--- Start Data for the task ---
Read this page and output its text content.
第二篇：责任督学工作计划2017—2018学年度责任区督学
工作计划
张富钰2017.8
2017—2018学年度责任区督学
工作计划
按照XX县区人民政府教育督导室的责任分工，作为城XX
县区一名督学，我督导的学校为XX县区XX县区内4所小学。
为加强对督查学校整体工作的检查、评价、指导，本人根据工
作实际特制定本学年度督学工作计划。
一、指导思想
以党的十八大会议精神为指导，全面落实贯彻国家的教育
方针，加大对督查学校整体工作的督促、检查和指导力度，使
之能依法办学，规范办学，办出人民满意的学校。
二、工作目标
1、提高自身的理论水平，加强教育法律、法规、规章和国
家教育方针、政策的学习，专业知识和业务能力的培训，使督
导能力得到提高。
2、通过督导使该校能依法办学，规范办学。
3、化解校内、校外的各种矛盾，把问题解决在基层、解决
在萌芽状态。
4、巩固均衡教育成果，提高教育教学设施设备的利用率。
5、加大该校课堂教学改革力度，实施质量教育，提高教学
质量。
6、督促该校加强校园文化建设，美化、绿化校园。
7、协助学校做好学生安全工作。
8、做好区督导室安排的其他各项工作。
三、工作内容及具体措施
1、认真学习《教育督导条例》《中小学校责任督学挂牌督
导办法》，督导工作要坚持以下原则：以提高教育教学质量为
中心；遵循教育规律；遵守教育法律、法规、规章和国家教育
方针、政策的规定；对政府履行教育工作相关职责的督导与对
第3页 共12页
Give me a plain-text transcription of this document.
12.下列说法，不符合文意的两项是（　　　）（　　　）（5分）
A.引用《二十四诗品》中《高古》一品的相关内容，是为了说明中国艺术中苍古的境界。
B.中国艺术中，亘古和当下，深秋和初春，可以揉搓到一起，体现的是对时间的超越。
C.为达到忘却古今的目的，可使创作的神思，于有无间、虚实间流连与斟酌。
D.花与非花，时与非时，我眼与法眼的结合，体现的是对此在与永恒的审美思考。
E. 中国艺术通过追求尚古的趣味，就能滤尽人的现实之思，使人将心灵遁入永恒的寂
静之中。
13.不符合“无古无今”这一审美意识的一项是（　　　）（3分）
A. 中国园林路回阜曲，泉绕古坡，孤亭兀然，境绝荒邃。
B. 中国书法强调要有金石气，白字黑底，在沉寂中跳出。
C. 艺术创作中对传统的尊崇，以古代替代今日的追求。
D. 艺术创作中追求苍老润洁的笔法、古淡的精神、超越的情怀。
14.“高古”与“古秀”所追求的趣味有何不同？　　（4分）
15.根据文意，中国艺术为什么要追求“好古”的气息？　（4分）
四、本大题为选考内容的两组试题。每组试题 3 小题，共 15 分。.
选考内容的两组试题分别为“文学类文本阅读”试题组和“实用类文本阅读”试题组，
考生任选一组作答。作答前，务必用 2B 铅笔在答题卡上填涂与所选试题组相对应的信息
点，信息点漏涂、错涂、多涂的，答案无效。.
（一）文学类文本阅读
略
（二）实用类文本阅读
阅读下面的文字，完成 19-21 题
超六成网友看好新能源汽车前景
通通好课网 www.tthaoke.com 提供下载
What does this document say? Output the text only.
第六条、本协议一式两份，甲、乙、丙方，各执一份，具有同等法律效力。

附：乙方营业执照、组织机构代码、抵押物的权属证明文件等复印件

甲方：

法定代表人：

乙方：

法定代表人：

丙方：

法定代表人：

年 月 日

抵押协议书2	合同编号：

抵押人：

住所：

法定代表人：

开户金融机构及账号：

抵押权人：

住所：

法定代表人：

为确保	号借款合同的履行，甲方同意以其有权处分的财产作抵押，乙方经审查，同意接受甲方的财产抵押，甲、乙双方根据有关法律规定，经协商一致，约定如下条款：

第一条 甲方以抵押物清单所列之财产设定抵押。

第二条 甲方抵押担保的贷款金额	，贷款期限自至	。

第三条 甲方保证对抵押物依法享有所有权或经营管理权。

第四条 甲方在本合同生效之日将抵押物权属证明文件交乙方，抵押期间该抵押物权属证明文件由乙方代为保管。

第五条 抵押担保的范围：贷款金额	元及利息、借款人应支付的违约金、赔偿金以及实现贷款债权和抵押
--- End Data for the task ---
Goal - Select all lines with the word "文学类文本阅读" from the entries above.

Output for this exercise -
选考内容的两组试题分别为“文学类文本阅读”试题组和“实用类文本阅读”试题组，
（一）文学类文本阅读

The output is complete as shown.